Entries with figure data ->
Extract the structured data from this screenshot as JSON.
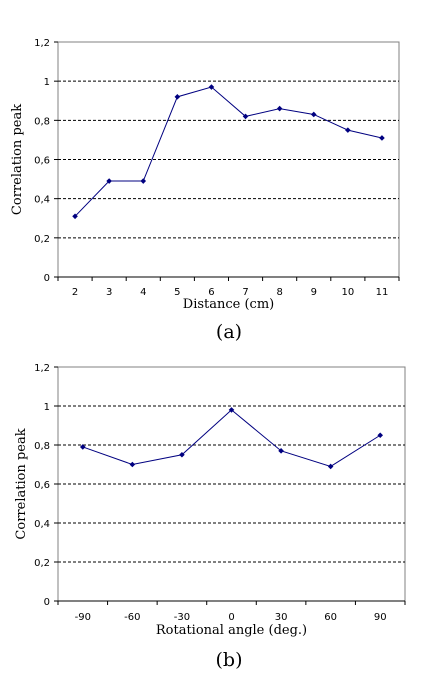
{
  "chart_data": [
    {
      "type": "line",
      "panel_label": "(a)",
      "xlabel": "Distance (cm)",
      "ylabel": "Correlation peak",
      "categories": [
        "2",
        "3",
        "4",
        "5",
        "6",
        "7",
        "8",
        "9",
        "10",
        "11"
      ],
      "values": [
        0.31,
        0.49,
        0.49,
        0.92,
        0.97,
        0.82,
        0.86,
        0.83,
        0.75,
        0.71
      ],
      "ylim": [
        0,
        1.2
      ],
      "y_ticks": [
        0,
        0.2,
        0.4,
        0.6,
        0.8,
        1,
        1.2
      ],
      "y_tick_labels": [
        "0",
        "0,2",
        "0,4",
        "0,6",
        "0,8",
        "1",
        "1,2"
      ],
      "grid": "dashed horizontal at 0.2 steps",
      "color": "#000080"
    },
    {
      "type": "line",
      "panel_label": "(b)",
      "xlabel": "Rotational angle (deg.)",
      "ylabel": "Correlation peak",
      "categories": [
        "-90",
        "-60",
        "-30",
        "0",
        "30",
        "60",
        "90"
      ],
      "values": [
        0.79,
        0.7,
        0.75,
        0.98,
        0.77,
        0.69,
        0.85
      ],
      "ylim": [
        0,
        1.2
      ],
      "y_ticks": [
        0,
        0.2,
        0.4,
        0.6,
        0.8,
        1,
        1.2
      ],
      "y_tick_labels": [
        "0",
        "0,2",
        "0,4",
        "0,6",
        "0,8",
        "1",
        "1,2"
      ],
      "grid": "dashed horizontal at 0.2 steps",
      "color": "#000080"
    }
  ]
}
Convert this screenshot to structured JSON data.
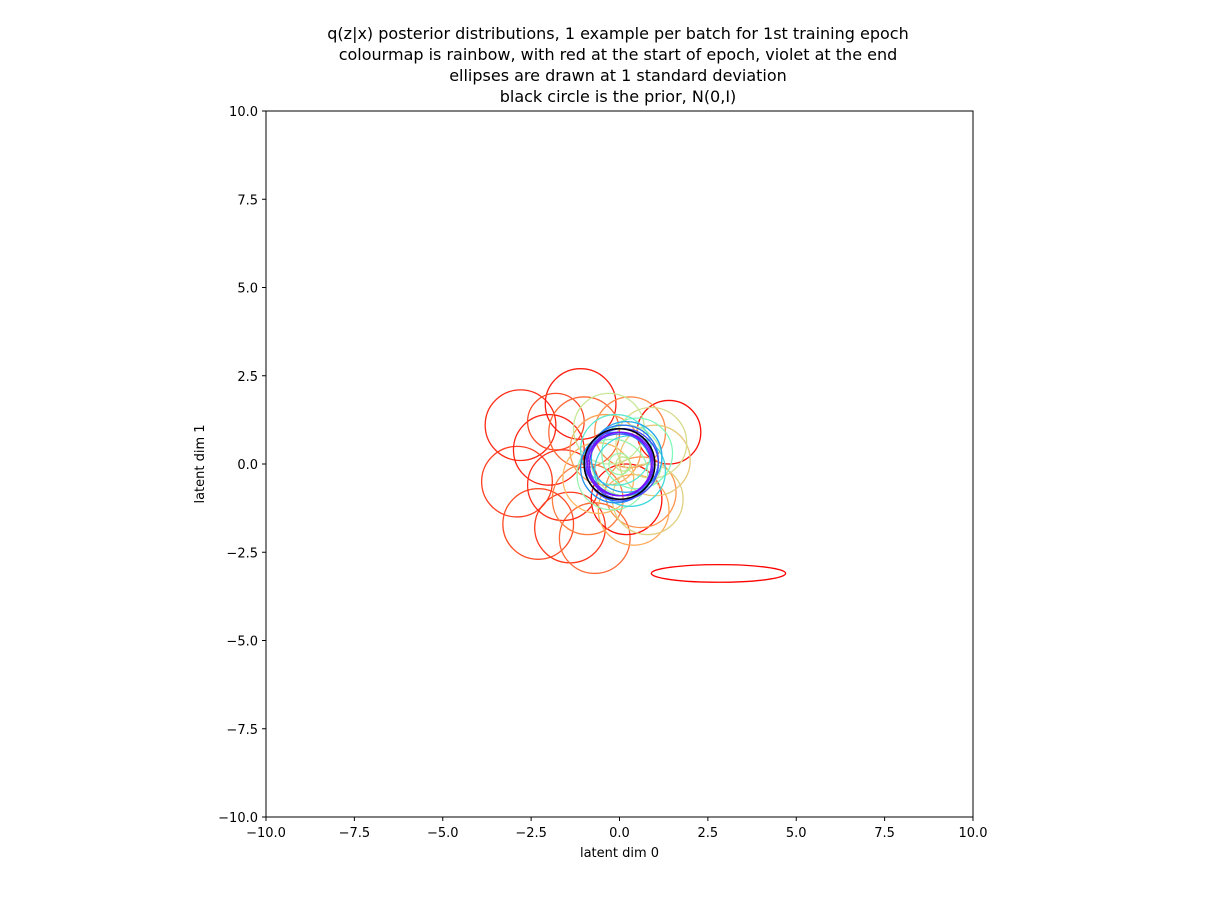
{
  "chart_data": {
    "type": "scatter",
    "title_lines": [
      "q(z|x) posterior distributions, 1 example per batch for 1st training epoch",
      "colourmap is rainbow, with red at the start of epoch, violet at the end",
      "ellipses are drawn at 1 standard deviation",
      "black circle is the prior, N(0,I)"
    ],
    "xlabel": "latent dim 0",
    "ylabel": "latent dim 1",
    "xlim": [
      -10,
      10
    ],
    "ylim": [
      -10,
      10
    ],
    "xticks": [
      -10,
      -7.5,
      -5,
      -2.5,
      0,
      2.5,
      5,
      7.5,
      10
    ],
    "yticks": [
      -10,
      -7.5,
      -5,
      -2.5,
      0,
      2.5,
      5,
      7.5,
      10
    ],
    "xtick_labels": [
      "−10.0",
      "−7.5",
      "−5.0",
      "−2.5",
      "0.0",
      "2.5",
      "5.0",
      "7.5",
      "10.0"
    ],
    "ytick_labels": [
      "−10.0",
      "−7.5",
      "−5.0",
      "−2.5",
      "0.0",
      "2.5",
      "5.0",
      "7.5",
      "10.0"
    ],
    "grid": false,
    "colormap": "rainbow",
    "prior": {
      "mean": [
        0,
        0
      ],
      "std": [
        1,
        1
      ],
      "color": "#000000"
    },
    "ellipses": [
      {
        "mean": [
          2.8,
          -3.1
        ],
        "std": [
          1.9,
          0.25
        ],
        "color": "#ff0000"
      },
      {
        "mean": [
          -2.8,
          1.1
        ],
        "std": [
          1.0,
          1.0
        ],
        "color": "#ff2a15"
      },
      {
        "mean": [
          -1.1,
          1.7
        ],
        "std": [
          1.0,
          1.0
        ],
        "color": "#ff1c0e"
      },
      {
        "mean": [
          1.4,
          0.9
        ],
        "std": [
          0.9,
          0.9
        ],
        "color": "#ff0d07"
      },
      {
        "mean": [
          -2.9,
          -0.5
        ],
        "std": [
          1.0,
          1.0
        ],
        "color": "#ff3f20"
      },
      {
        "mean": [
          -2.3,
          -1.7
        ],
        "std": [
          1.0,
          1.0
        ],
        "color": "#ff4d27"
      },
      {
        "mean": [
          -1.4,
          -1.8
        ],
        "std": [
          1.0,
          1.0
        ],
        "color": "#ff3a1d"
      },
      {
        "mean": [
          -0.7,
          -2.1
        ],
        "std": [
          1.0,
          1.0
        ],
        "color": "#ff6a36"
      },
      {
        "mean": [
          0.2,
          -1.0
        ],
        "std": [
          1.0,
          1.0
        ],
        "color": "#ff0f08"
      },
      {
        "mean": [
          -2.0,
          0.4
        ],
        "std": [
          1.0,
          1.0
        ],
        "color": "#ff2413"
      },
      {
        "mean": [
          -1.6,
          -0.6
        ],
        "std": [
          1.0,
          1.0
        ],
        "color": "#ff3019"
      },
      {
        "mean": [
          -1.8,
          1.2
        ],
        "std": [
          0.8,
          0.8
        ],
        "color": "#ff4a26"
      },
      {
        "mean": [
          -1.0,
          0.9
        ],
        "std": [
          1.0,
          1.0
        ],
        "color": "#ff6a37"
      },
      {
        "mean": [
          -0.9,
          -1.0
        ],
        "std": [
          1.0,
          1.0
        ],
        "color": "#ff7d40"
      },
      {
        "mean": [
          0.3,
          0.9
        ],
        "std": [
          1.0,
          1.0
        ],
        "color": "#ff8b48"
      },
      {
        "mean": [
          0.6,
          -0.8
        ],
        "std": [
          1.0,
          1.0
        ],
        "color": "#ff954d"
      },
      {
        "mean": [
          -0.4,
          0.4
        ],
        "std": [
          1.0,
          1.0
        ],
        "color": "#ffa053"
      },
      {
        "mean": [
          0.4,
          -1.3
        ],
        "std": [
          1.0,
          1.0
        ],
        "color": "#ffab5a"
      },
      {
        "mean": [
          0.8,
          -1.0
        ],
        "std": [
          1.0,
          1.0
        ],
        "color": "#e0d080"
      },
      {
        "mean": [
          1.0,
          0.1
        ],
        "std": [
          1.0,
          1.0
        ],
        "color": "#e8c878"
      },
      {
        "mean": [
          -0.6,
          -0.4
        ],
        "std": [
          1.0,
          1.0
        ],
        "color": "#ffb862"
      },
      {
        "mean": [
          0.9,
          0.6
        ],
        "std": [
          1.0,
          1.0
        ],
        "color": "#d8dc8c"
      },
      {
        "mean": [
          -0.3,
          1.0
        ],
        "std": [
          1.0,
          1.0
        ],
        "color": "#c8e898"
      },
      {
        "mean": [
          0.2,
          0.1
        ],
        "std": [
          1.0,
          1.0
        ],
        "color": "#b0f0a4"
      },
      {
        "mean": [
          -0.2,
          -0.3
        ],
        "std": [
          1.0,
          1.0
        ],
        "color": "#98f4b0"
      },
      {
        "mean": [
          0.5,
          0.3
        ],
        "std": [
          1.0,
          1.0
        ],
        "color": "#80f8bc"
      },
      {
        "mean": [
          -0.1,
          0.4
        ],
        "std": [
          1.0,
          1.0
        ],
        "color": "#5ce8d0"
      },
      {
        "mean": [
          0.3,
          -0.2
        ],
        "std": [
          1.0,
          1.0
        ],
        "color": "#40d8dc"
      },
      {
        "mean": [
          0.0,
          0.0
        ],
        "std": [
          1.0,
          1.0
        ],
        "color": "#2cc4e8"
      },
      {
        "mean": [
          0.2,
          0.2
        ],
        "std": [
          1.0,
          1.0
        ],
        "color": "#22a8ee"
      },
      {
        "mean": [
          -0.1,
          -0.1
        ],
        "std": [
          1.0,
          1.0
        ],
        "color": "#2090f2"
      },
      {
        "mean": [
          0.1,
          0.1
        ],
        "std": [
          1.0,
          1.0
        ],
        "color": "#2a74f6"
      },
      {
        "mean": [
          0.0,
          -0.1
        ],
        "std": [
          0.95,
          0.95
        ],
        "color": "#3a5af8"
      },
      {
        "mean": [
          0.1,
          0.0
        ],
        "std": [
          1.0,
          1.0
        ],
        "color": "#4c40fa"
      },
      {
        "mean": [
          0.0,
          0.05
        ],
        "std": [
          0.95,
          0.95
        ],
        "color": "#5c2cfc"
      },
      {
        "mean": [
          0.05,
          0.0
        ],
        "std": [
          0.9,
          0.9
        ],
        "color": "#6a1cfd"
      },
      {
        "mean": [
          0.0,
          0.0
        ],
        "std": [
          0.9,
          0.9
        ],
        "color": "#7710fe"
      },
      {
        "mean": [
          0.0,
          0.0
        ],
        "std": [
          0.3,
          0.3
        ],
        "color": "#a0f4a8"
      },
      {
        "mean": [
          0.1,
          0.0
        ],
        "std": [
          0.2,
          0.2
        ],
        "color": "#c0e890"
      }
    ]
  }
}
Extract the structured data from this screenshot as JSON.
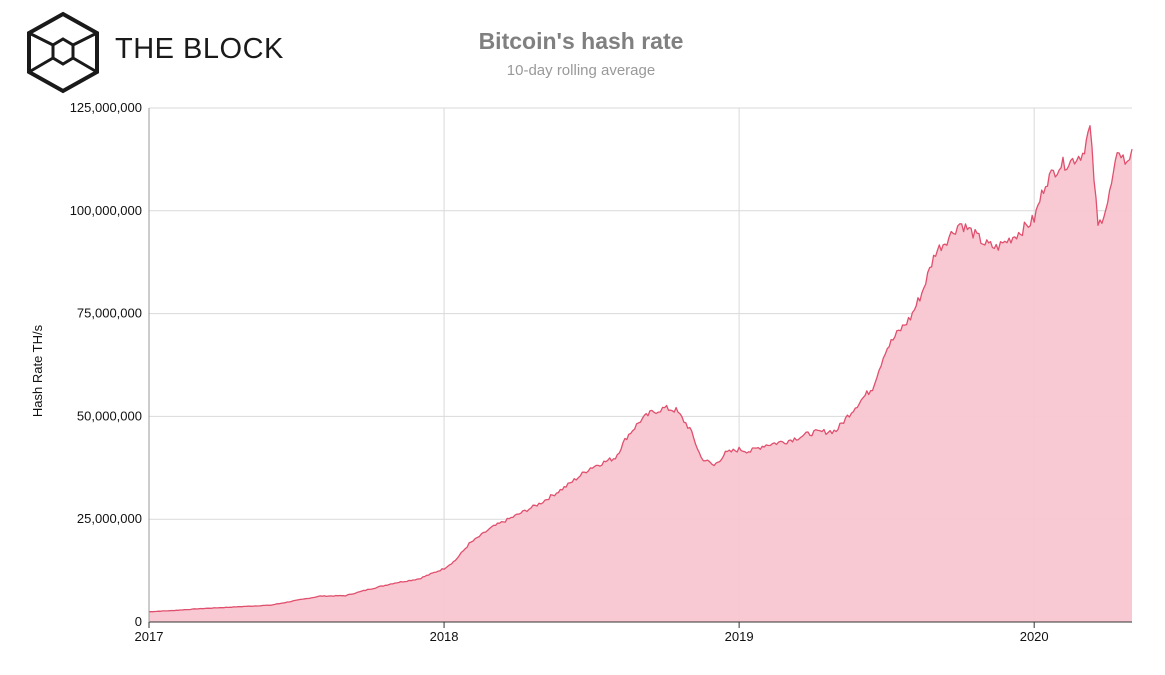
{
  "brand": {
    "name": "THE BLOCK",
    "logo_icon": "the-block-cube-logo-icon"
  },
  "colors": {
    "line": "#e0506e",
    "fill": "#f8c6d0",
    "grid": "#d9d9d9",
    "title": "#808080",
    "subtitle": "#999999"
  },
  "chart_data": {
    "type": "area",
    "title": "Bitcoin's hash rate",
    "subtitle": "10-day rolling average",
    "ylabel": "Hash Rate TH/s",
    "xlabel": "",
    "x_ticks": [
      "2017",
      "2018",
      "2019",
      "2020"
    ],
    "y_ticks": [
      "0",
      "25,000,000",
      "50,000,000",
      "75,000,000",
      "100,000,000",
      "125,000,000"
    ],
    "ylim": [
      0,
      125000000
    ],
    "xlim": [
      "2017-01-01",
      "2020-05-01"
    ],
    "grid": true,
    "legend": "none",
    "series": [
      {
        "x": [
          "2017-01-01",
          "2017-02-01",
          "2017-03-01",
          "2017-04-01",
          "2017-05-01",
          "2017-06-01",
          "2017-07-01",
          "2017-08-01",
          "2017-09-01",
          "2017-10-01",
          "2017-11-01",
          "2017-12-01",
          "2018-01-01",
          "2018-01-15",
          "2018-02-01",
          "2018-03-01",
          "2018-04-01",
          "2018-05-01",
          "2018-06-01",
          "2018-07-01",
          "2018-08-01",
          "2018-08-15",
          "2018-09-01",
          "2018-09-15",
          "2018-10-01",
          "2018-10-15",
          "2018-11-01",
          "2018-11-15",
          "2018-12-01",
          "2018-12-15",
          "2019-01-01",
          "2019-01-15",
          "2019-02-01",
          "2019-03-01",
          "2019-04-01",
          "2019-05-01",
          "2019-05-15",
          "2019-06-01",
          "2019-06-15",
          "2019-07-01",
          "2019-07-15",
          "2019-08-01",
          "2019-08-15",
          "2019-09-01",
          "2019-09-15",
          "2019-10-01",
          "2019-10-15",
          "2019-11-01",
          "2019-11-15",
          "2019-12-01",
          "2019-12-15",
          "2020-01-01",
          "2020-01-15",
          "2020-02-01",
          "2020-02-15",
          "2020-03-01",
          "2020-03-10",
          "2020-03-20",
          "2020-04-01",
          "2020-04-15",
          "2020-04-25",
          "2020-05-01"
        ],
        "values": [
          2500000,
          2800000,
          3200000,
          3500000,
          3800000,
          4100000,
          5200000,
          6300000,
          6400000,
          8000000,
          9500000,
          10500000,
          13000000,
          15000000,
          19000000,
          23000000,
          26000000,
          29000000,
          33000000,
          37500000,
          40000000,
          45000000,
          49000000,
          51000000,
          52000000,
          51500000,
          47000000,
          40000000,
          38000000,
          41000000,
          42000000,
          41500000,
          43000000,
          44000000,
          46000000,
          46500000,
          50000000,
          54000000,
          57000000,
          66000000,
          70000000,
          74000000,
          80000000,
          90000000,
          93000000,
          97000000,
          95000000,
          92000000,
          91000000,
          93000000,
          95000000,
          98000000,
          107000000,
          111000000,
          112000000,
          114000000,
          120000000,
          96000000,
          102000000,
          115000000,
          111000000,
          115000000
        ]
      }
    ]
  }
}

TO DO -> Find the word "xlabel" in the entries above and gather every line that holds it.

FULL RESPONSE ->
      "xlabel": "Distance (cm)",
      "xlabel": "Rotational angle (deg.)",
    "xlabel": "latent dim 0",
    "xlabel": "",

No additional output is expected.